== Work to do ==
Extract every line of the entries below word for word, leaving out the pictures.

:::::

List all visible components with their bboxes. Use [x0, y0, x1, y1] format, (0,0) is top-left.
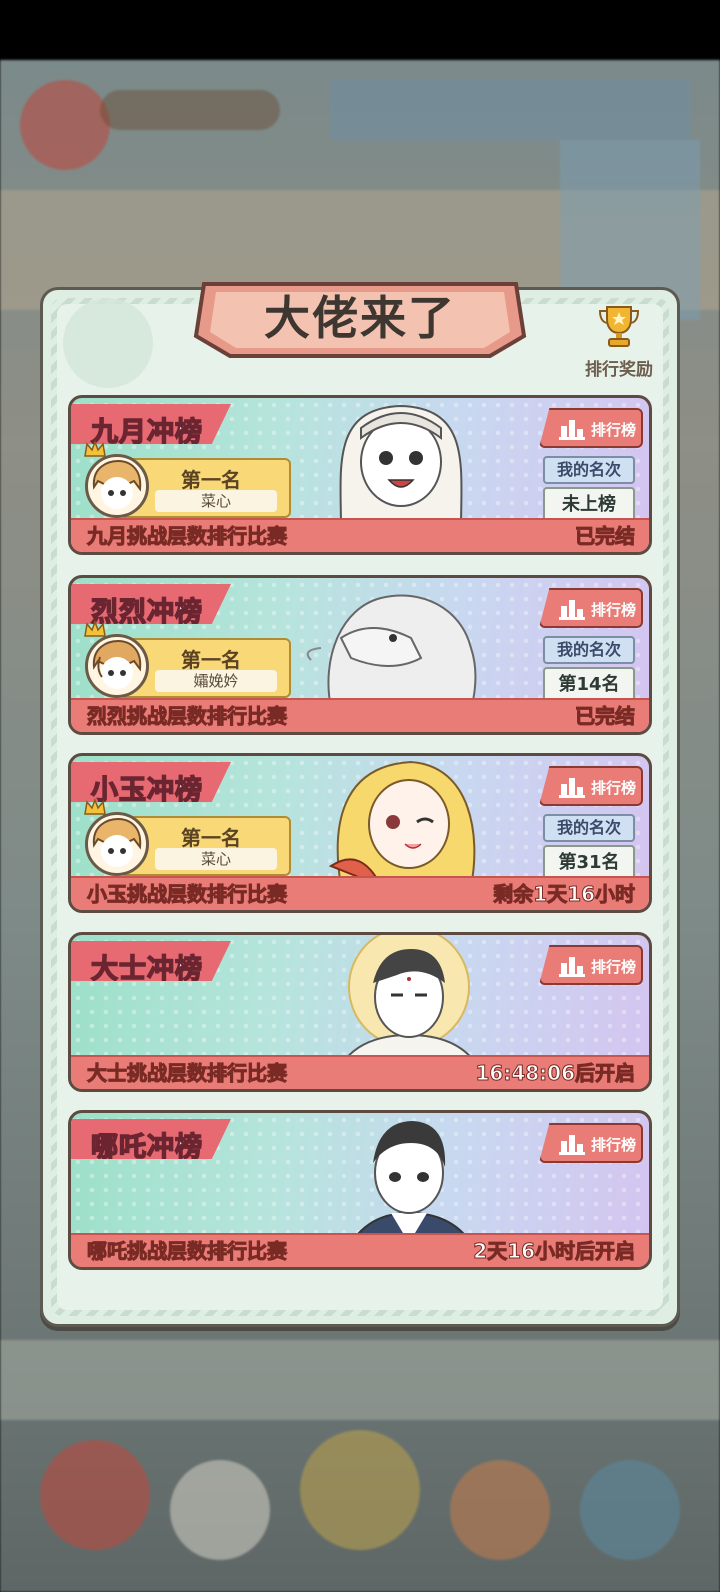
leaderboard-card-xiaoyu[interactable]: 小玉冲榜 排行榜 我的名次 第31名 第一名 菜心 小玉挑战层数排行比赛 剩余1… — [68, 753, 652, 913]
rank-button[interactable]: 排行榜 — [539, 1123, 643, 1163]
champion-avatar — [85, 634, 149, 698]
card-tag-label: 小玉冲榜 — [90, 774, 203, 806]
card-tag: 大士冲榜 — [71, 941, 231, 981]
card-tag: 小玉冲榜 — [71, 762, 231, 802]
competition-name: 小玉挑战层数排行比赛 — [87, 882, 288, 907]
rank-button-label: 排行榜 — [591, 958, 637, 976]
competition-status: 2天16小时后开启 — [473, 1239, 636, 1264]
competition-status: 已完结 — [575, 704, 636, 729]
bar-chart-icon — [559, 778, 585, 798]
champion-name: 孀娩妗 — [155, 670, 277, 692]
trophy-icon — [598, 306, 640, 347]
bar-chart-icon — [559, 1135, 585, 1155]
card-footer: 九月挑战层数排行比赛 已完结 — [71, 518, 649, 552]
rank-button[interactable]: 排行榜 — [539, 945, 643, 985]
card-tag: 哪吒冲榜 — [71, 1119, 231, 1159]
champion-name: 菜心 — [155, 490, 277, 512]
leaderboard-card-jiuyue[interactable]: 九月冲榜 排行榜 我的名次 未上榜 第一名 菜心 九月挑战层数排行比赛 已完结 — [68, 395, 652, 555]
rank-button[interactable]: 排行榜 — [539, 408, 643, 448]
competition-name: 大士挑战层数排行比赛 — [87, 1061, 288, 1086]
card-tag: 烈烈冲榜 — [71, 584, 231, 624]
leaderboard-card-dashi[interactable]: 大士冲榜 排行榜 大士挑战层数排行比赛 16:48:06后开启 — [68, 932, 652, 1092]
champion-title: 第一名 — [181, 468, 241, 492]
bar-chart-icon — [559, 600, 585, 620]
bar-chart-icon — [559, 957, 585, 977]
champion-title: 第一名 — [181, 648, 241, 672]
my-rank-label: 我的名次 — [543, 636, 635, 664]
avatar-face — [92, 639, 142, 689]
competition-status: 剩余1天16小时 — [493, 882, 636, 907]
card-footer: 大士挑战层数排行比赛 16:48:06后开启 — [71, 1055, 649, 1089]
my-rank-label: 我的名次 — [543, 814, 635, 842]
champion-avatar — [85, 454, 149, 518]
champion-avatar — [85, 812, 149, 876]
rank-button-label: 排行榜 — [591, 601, 637, 619]
status-bar — [0, 0, 720, 60]
competition-status: 16:48:06后开启 — [475, 1061, 635, 1086]
card-footer: 哪吒挑战层数排行比赛 2天16小时后开启 — [71, 1233, 649, 1267]
rank-button-label: 排行榜 — [591, 1136, 637, 1154]
character-portrait — [339, 935, 479, 1065]
character-portrait — [339, 404, 463, 528]
card-tag-label: 哪吒冲榜 — [90, 1131, 203, 1163]
champion-box: 第一名 孀娩妗 — [84, 620, 291, 702]
my-rank-box: 我的名次 第14名 — [543, 636, 635, 703]
competition-name: 哪吒挑战层数排行比赛 — [87, 1239, 288, 1264]
card-tag-label: 烈烈冲榜 — [90, 596, 203, 628]
reward-label: 排行奖励 — [585, 360, 653, 380]
reward-button[interactable]: 排行奖励 — [578, 303, 660, 380]
rank-button-label: 排行榜 — [591, 779, 637, 797]
crown-icon — [84, 798, 106, 815]
leaderboard-card-nezha[interactable]: 哪吒冲榜 排行榜 哪吒挑战层数排行比赛 2天16小时后开启 — [68, 1110, 652, 1270]
champion-box: 第一名 菜心 — [84, 440, 291, 522]
card-tag-label: 大士冲榜 — [90, 953, 203, 985]
my-rank-label: 我的名次 — [543, 456, 635, 484]
my-rank-box: 我的名次 第31名 — [543, 814, 635, 881]
champion-name: 菜心 — [155, 848, 277, 870]
decorative-badge — [63, 298, 153, 388]
title-banner: 大佬来了 — [190, 278, 530, 368]
rank-button[interactable]: 排行榜 — [539, 588, 643, 628]
avatar-face — [92, 459, 142, 509]
page-title: 大佬来了 — [264, 291, 456, 345]
card-footer: 小玉挑战层数排行比赛 剩余1天16小时 — [71, 876, 649, 910]
champion-title: 第一名 — [181, 826, 241, 850]
rank-button-label: 排行榜 — [591, 421, 637, 439]
character-portrait — [306, 594, 477, 708]
competition-name: 烈烈挑战层数排行比赛 — [87, 704, 288, 729]
rank-button[interactable]: 排行榜 — [539, 766, 643, 806]
my-rank-box: 我的名次 未上榜 — [543, 456, 635, 523]
character-portrait — [349, 1121, 473, 1243]
avatar-face — [92, 817, 142, 867]
card-tag-label: 九月冲榜 — [90, 416, 203, 448]
character-portrait — [328, 760, 476, 886]
crown-icon — [84, 440, 106, 457]
champion-box: 第一名 菜心 — [84, 798, 291, 880]
bar-chart-icon — [559, 420, 585, 440]
competition-name: 九月挑战层数排行比赛 — [87, 524, 288, 549]
card-tag: 九月冲榜 — [71, 404, 231, 444]
card-footer: 烈烈挑战层数排行比赛 已完结 — [71, 698, 649, 732]
crown-icon — [84, 620, 106, 637]
competition-status: 已完结 — [575, 524, 636, 549]
leaderboard-card-lielie[interactable]: 烈烈冲榜 排行榜 我的名次 第14名 第一名 孀娩妗 烈烈挑战层数排行比赛 已完… — [68, 575, 652, 735]
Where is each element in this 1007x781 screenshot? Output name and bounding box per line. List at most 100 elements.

:::::

== Exercise answer ==
List all visible components with their bboxes. Use [x0, y0, x1, y1] format, (0,0) is top-left.
leaderboard-card-xiaoyu[interactable]: 小玉冲榜 排行榜 我的名次 第31名 第一名 菜心 小玉挑战层数排行比赛 剩余1… — [68, 753, 652, 913]
rank-button[interactable]: 排行榜 — [539, 1123, 643, 1163]
champion-avatar — [85, 634, 149, 698]
card-tag-label: 小玉冲榜 — [90, 774, 203, 806]
card-tag: 大士冲榜 — [71, 941, 231, 981]
card-tag: 小玉冲榜 — [71, 762, 231, 802]
competition-name: 小玉挑战层数排行比赛 — [87, 882, 288, 907]
rank-button-label: 排行榜 — [591, 958, 637, 976]
competition-status: 2天16小时后开启 — [473, 1239, 636, 1264]
competition-status: 已完结 — [575, 704, 636, 729]
bar-chart-icon — [559, 778, 585, 798]
champion-name: 孀娩妗 — [155, 670, 277, 692]
trophy-icon — [598, 306, 640, 347]
bar-chart-icon — [559, 1135, 585, 1155]
card-footer: 九月挑战层数排行比赛 已完结 — [71, 518, 649, 552]
rank-button[interactable]: 排行榜 — [539, 945, 643, 985]
card-tag: 哪吒冲榜 — [71, 1119, 231, 1159]
champion-name: 菜心 — [155, 490, 277, 512]
leaderboard-card-jiuyue[interactable]: 九月冲榜 排行榜 我的名次 未上榜 第一名 菜心 九月挑战层数排行比赛 已完结 — [68, 395, 652, 555]
rank-button[interactable]: 排行榜 — [539, 408, 643, 448]
competition-name: 大士挑战层数排行比赛 — [87, 1061, 288, 1086]
card-tag: 烈烈冲榜 — [71, 584, 231, 624]
leaderboard-card-dashi[interactable]: 大士冲榜 排行榜 大士挑战层数排行比赛 16:48:06后开启 — [68, 932, 652, 1092]
champion-title: 第一名 — [181, 468, 241, 492]
bar-chart-icon — [559, 600, 585, 620]
bar-chart-icon — [559, 957, 585, 977]
champion-title: 第一名 — [181, 648, 241, 672]
my-rank-label: 我的名次 — [543, 636, 635, 664]
avatar-face — [92, 639, 142, 689]
competition-status: 剩余1天16小时 — [493, 882, 636, 907]
card-footer: 大士挑战层数排行比赛 16:48:06后开启 — [71, 1055, 649, 1089]
my-rank-label: 我的名次 — [543, 814, 635, 842]
champion-avatar — [85, 454, 149, 518]
champion-avatar — [85, 812, 149, 876]
rank-button-label: 排行榜 — [591, 601, 637, 619]
status-bar — [0, 0, 720, 60]
competition-status: 16:48:06后开启 — [475, 1061, 635, 1086]
card-footer: 哪吒挑战层数排行比赛 2天16小时后开启 — [71, 1233, 649, 1267]
rank-button-label: 排行榜 — [591, 1136, 637, 1154]
character-portrait — [339, 935, 479, 1065]
character-portrait — [339, 404, 463, 528]
card-tag-label: 哪吒冲榜 — [90, 1131, 203, 1163]
champion-box: 第一名 孀娩妗 — [84, 620, 291, 702]
my-rank-box: 我的名次 第14名 — [543, 636, 635, 703]
competition-name: 哪吒挑战层数排行比赛 — [87, 1239, 288, 1264]
card-tag-label: 烈烈冲榜 — [90, 596, 203, 628]
reward-label: 排行奖励 — [585, 360, 653, 380]
reward-button[interactable]: 排行奖励 — [578, 303, 660, 380]
rank-button-label: 排行榜 — [591, 779, 637, 797]
crown-icon — [84, 798, 106, 815]
leaderboard-card-nezha[interactable]: 哪吒冲榜 排行榜 哪吒挑战层数排行比赛 2天16小时后开启 — [68, 1110, 652, 1270]
champion-box: 第一名 菜心 — [84, 440, 291, 522]
card-tag-label: 大士冲榜 — [90, 953, 203, 985]
my-rank-label: 我的名次 — [543, 456, 635, 484]
my-rank-box: 我的名次 第31名 — [543, 814, 635, 881]
champion-name: 菜心 — [155, 848, 277, 870]
decorative-badge — [63, 298, 153, 388]
title-banner: 大佬来了 — [190, 278, 530, 368]
rank-button[interactable]: 排行榜 — [539, 588, 643, 628]
avatar-face — [92, 459, 142, 509]
page-title: 大佬来了 — [264, 291, 456, 345]
card-footer: 小玉挑战层数排行比赛 剩余1天16小时 — [71, 876, 649, 910]
champion-title: 第一名 — [181, 826, 241, 850]
rank-button-label: 排行榜 — [591, 421, 637, 439]
character-portrait — [306, 594, 477, 708]
competition-name: 烈烈挑战层数排行比赛 — [87, 704, 288, 729]
rank-button[interactable]: 排行榜 — [539, 766, 643, 806]
my-rank-box: 我的名次 未上榜 — [543, 456, 635, 523]
character-portrait — [349, 1121, 473, 1243]
avatar-face — [92, 817, 142, 867]
card-tag-label: 九月冲榜 — [90, 416, 203, 448]
character-portrait — [328, 760, 476, 886]
crown-icon — [84, 440, 106, 457]
champion-box: 第一名 菜心 — [84, 798, 291, 880]
bar-chart-icon — [559, 420, 585, 440]
competition-name: 九月挑战层数排行比赛 — [87, 524, 288, 549]
card-tag: 九月冲榜 — [71, 404, 231, 444]
card-footer: 烈烈挑战层数排行比赛 已完结 — [71, 698, 649, 732]
crown-icon — [84, 620, 106, 637]
competition-status: 已完结 — [575, 524, 636, 549]
leaderboard-card-lielie[interactable]: 烈烈冲榜 排行榜 我的名次 第14名 第一名 孀娩妗 烈烈挑战层数排行比赛 已完… — [68, 575, 652, 735]
Where is each element in this 1007x781 screenshot? Output name and bounding box per line. List at most 100 elements.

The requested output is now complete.